──────── PROVIDED INFORMATION
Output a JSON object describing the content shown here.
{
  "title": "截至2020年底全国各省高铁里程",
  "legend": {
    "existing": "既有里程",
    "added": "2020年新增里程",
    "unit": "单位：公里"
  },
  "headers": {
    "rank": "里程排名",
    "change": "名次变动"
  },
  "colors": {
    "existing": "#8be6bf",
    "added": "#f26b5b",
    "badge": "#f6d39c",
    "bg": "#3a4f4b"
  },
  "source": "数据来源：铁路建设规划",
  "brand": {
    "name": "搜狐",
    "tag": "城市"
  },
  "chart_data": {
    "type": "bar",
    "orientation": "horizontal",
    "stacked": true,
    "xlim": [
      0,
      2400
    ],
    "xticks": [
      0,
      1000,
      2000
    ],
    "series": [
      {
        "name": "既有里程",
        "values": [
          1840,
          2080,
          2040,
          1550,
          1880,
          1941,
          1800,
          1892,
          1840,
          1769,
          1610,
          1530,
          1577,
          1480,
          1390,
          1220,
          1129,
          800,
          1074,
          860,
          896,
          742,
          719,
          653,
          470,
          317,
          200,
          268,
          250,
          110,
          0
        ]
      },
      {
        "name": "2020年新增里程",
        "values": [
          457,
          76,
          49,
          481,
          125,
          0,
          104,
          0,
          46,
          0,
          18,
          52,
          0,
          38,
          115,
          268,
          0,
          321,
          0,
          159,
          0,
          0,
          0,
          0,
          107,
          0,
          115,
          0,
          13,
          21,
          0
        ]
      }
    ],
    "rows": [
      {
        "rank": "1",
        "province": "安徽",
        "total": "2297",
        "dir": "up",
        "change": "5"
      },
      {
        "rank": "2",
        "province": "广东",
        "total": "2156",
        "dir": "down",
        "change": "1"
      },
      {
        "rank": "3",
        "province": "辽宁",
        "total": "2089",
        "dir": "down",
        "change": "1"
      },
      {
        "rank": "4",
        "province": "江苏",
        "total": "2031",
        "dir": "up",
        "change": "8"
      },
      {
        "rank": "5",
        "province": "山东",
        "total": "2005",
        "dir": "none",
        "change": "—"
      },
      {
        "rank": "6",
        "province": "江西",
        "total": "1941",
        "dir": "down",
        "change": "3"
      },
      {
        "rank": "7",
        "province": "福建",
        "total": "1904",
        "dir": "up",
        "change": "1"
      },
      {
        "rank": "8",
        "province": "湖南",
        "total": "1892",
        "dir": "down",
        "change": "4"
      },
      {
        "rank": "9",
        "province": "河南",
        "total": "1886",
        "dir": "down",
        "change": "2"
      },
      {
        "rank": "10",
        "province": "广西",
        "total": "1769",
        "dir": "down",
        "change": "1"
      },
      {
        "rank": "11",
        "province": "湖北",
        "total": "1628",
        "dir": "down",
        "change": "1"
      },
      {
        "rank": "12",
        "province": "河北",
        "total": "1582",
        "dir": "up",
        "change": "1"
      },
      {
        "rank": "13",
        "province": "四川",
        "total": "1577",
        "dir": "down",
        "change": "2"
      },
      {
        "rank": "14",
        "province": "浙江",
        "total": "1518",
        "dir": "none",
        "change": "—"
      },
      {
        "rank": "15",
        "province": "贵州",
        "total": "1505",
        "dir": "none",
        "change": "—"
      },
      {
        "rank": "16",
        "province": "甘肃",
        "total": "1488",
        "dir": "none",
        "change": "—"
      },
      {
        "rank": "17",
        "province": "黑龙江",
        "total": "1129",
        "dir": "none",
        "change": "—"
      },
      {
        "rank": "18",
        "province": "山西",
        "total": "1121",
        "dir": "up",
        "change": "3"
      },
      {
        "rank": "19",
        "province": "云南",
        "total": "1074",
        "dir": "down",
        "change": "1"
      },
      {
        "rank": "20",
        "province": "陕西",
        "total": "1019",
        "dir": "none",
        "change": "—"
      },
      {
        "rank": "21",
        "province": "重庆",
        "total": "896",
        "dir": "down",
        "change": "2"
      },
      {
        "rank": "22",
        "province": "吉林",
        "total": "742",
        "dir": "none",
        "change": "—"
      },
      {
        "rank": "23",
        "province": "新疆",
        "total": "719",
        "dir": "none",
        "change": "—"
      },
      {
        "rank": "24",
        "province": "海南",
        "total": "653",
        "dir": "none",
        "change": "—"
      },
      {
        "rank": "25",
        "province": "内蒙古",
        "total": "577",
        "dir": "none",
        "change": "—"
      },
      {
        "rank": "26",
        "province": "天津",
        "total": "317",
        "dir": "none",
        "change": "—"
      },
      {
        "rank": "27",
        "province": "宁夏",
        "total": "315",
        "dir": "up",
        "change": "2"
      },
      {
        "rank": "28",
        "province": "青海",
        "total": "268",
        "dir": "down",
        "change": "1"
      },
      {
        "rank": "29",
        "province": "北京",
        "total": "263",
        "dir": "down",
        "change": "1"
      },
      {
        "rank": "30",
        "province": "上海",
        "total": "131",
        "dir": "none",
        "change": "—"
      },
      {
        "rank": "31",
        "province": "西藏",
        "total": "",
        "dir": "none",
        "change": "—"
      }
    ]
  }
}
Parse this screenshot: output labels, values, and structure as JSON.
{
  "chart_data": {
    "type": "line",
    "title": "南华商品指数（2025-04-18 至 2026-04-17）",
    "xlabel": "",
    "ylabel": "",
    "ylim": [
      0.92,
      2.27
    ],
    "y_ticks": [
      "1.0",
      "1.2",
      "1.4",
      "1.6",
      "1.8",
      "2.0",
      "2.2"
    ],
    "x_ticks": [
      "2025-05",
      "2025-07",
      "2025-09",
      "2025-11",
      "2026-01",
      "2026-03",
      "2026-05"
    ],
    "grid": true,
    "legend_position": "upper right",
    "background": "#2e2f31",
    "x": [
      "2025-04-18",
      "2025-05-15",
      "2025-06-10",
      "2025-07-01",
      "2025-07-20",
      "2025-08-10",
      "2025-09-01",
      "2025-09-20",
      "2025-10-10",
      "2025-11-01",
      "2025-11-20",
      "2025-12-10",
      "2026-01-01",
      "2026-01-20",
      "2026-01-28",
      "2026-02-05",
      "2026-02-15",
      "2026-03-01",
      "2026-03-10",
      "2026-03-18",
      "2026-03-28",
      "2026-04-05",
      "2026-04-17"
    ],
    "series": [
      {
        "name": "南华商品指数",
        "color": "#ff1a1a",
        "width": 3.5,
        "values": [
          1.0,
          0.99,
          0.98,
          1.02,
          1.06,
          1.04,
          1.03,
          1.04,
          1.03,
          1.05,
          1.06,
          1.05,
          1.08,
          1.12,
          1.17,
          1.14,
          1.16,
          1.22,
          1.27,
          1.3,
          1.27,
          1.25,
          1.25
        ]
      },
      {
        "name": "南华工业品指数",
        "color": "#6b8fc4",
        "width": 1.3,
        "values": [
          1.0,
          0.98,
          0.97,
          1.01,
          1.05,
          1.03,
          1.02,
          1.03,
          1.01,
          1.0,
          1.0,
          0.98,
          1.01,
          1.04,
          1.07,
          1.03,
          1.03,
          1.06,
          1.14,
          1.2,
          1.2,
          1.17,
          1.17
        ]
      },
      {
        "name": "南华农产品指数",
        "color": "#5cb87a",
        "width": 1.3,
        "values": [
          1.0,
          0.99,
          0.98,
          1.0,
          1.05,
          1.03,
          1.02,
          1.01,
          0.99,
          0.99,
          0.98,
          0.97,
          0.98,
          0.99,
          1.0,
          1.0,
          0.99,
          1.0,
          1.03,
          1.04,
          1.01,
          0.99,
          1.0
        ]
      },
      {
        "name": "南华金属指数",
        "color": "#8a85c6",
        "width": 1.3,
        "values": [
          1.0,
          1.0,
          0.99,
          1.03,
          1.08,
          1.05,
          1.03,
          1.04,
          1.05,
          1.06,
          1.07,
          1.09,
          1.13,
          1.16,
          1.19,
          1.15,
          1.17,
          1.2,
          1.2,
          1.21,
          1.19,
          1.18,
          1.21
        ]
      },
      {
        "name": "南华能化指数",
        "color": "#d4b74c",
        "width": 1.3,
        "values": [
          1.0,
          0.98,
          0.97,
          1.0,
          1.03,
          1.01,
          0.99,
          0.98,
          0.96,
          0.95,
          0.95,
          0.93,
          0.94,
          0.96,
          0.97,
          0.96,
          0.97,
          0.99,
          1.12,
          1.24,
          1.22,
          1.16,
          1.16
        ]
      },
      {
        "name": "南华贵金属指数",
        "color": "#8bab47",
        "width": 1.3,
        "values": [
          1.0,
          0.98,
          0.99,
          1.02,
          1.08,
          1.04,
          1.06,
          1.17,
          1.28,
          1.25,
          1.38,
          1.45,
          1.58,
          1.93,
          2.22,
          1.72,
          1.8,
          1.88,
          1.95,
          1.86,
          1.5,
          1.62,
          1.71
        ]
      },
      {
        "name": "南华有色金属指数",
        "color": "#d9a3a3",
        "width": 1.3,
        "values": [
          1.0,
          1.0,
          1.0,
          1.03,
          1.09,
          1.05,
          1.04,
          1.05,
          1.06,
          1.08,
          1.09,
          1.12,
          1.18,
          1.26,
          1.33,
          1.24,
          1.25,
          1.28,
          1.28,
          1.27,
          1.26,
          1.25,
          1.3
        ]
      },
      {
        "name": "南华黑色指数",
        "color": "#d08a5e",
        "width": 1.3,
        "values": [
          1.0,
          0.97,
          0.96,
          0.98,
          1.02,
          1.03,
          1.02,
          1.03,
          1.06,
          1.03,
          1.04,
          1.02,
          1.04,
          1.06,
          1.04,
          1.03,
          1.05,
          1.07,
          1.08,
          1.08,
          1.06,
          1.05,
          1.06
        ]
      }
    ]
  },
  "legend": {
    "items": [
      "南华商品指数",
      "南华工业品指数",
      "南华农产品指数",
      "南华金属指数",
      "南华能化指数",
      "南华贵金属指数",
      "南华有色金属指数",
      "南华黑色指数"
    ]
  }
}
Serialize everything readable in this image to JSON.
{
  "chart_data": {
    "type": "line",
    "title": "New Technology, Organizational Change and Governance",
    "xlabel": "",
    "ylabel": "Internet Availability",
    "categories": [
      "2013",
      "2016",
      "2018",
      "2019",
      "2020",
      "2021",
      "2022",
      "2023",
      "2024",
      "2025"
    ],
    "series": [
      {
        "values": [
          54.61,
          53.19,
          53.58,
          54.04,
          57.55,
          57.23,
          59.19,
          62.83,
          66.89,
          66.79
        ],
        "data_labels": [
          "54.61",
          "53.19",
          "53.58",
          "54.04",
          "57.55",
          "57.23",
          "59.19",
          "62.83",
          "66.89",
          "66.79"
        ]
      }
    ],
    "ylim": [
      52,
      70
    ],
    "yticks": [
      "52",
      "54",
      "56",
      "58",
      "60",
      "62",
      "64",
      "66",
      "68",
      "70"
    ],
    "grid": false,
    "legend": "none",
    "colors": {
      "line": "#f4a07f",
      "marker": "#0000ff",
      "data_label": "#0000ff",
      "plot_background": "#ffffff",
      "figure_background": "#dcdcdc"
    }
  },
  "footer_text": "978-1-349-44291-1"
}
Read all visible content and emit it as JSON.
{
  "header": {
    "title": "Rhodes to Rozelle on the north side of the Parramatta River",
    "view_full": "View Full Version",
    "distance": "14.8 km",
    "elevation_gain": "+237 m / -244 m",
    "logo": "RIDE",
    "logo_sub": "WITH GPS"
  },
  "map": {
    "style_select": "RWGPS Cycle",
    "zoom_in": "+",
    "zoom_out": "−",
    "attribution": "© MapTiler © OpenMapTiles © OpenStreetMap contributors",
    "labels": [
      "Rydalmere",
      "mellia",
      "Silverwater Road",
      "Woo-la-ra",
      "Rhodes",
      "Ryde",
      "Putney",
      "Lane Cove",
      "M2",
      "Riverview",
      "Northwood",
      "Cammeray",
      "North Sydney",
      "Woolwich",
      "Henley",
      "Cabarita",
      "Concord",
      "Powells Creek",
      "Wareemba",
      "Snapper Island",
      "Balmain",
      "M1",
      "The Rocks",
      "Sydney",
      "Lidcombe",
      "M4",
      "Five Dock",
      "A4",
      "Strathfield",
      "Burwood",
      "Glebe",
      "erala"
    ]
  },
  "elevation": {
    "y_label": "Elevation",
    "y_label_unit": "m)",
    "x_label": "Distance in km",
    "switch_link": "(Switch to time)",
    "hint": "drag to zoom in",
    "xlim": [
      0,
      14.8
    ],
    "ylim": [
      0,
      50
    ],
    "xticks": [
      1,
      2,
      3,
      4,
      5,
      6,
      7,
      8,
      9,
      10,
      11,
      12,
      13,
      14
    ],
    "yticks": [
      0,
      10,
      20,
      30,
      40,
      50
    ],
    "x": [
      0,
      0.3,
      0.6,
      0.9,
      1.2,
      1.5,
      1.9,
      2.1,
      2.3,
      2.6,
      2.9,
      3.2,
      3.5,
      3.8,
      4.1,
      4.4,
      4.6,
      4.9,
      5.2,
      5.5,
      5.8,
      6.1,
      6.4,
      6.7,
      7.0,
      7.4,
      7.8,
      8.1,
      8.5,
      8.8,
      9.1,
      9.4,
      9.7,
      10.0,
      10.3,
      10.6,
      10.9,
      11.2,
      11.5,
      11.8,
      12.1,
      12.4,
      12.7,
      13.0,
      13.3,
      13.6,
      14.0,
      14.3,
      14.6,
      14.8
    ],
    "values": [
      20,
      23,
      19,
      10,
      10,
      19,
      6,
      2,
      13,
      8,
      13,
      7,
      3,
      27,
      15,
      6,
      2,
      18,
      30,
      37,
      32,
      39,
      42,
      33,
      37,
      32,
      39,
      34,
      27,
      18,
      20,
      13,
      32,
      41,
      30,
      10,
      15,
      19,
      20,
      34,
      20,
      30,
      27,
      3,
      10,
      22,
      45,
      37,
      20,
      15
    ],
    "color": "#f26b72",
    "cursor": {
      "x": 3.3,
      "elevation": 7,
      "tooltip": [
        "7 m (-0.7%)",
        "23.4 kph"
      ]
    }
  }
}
────────────────
DIRECTIONS FOR THIS TASK: Identify how many lines in the entries above contain the word "title" and provide only that figure.

TASK OUTPUT: 4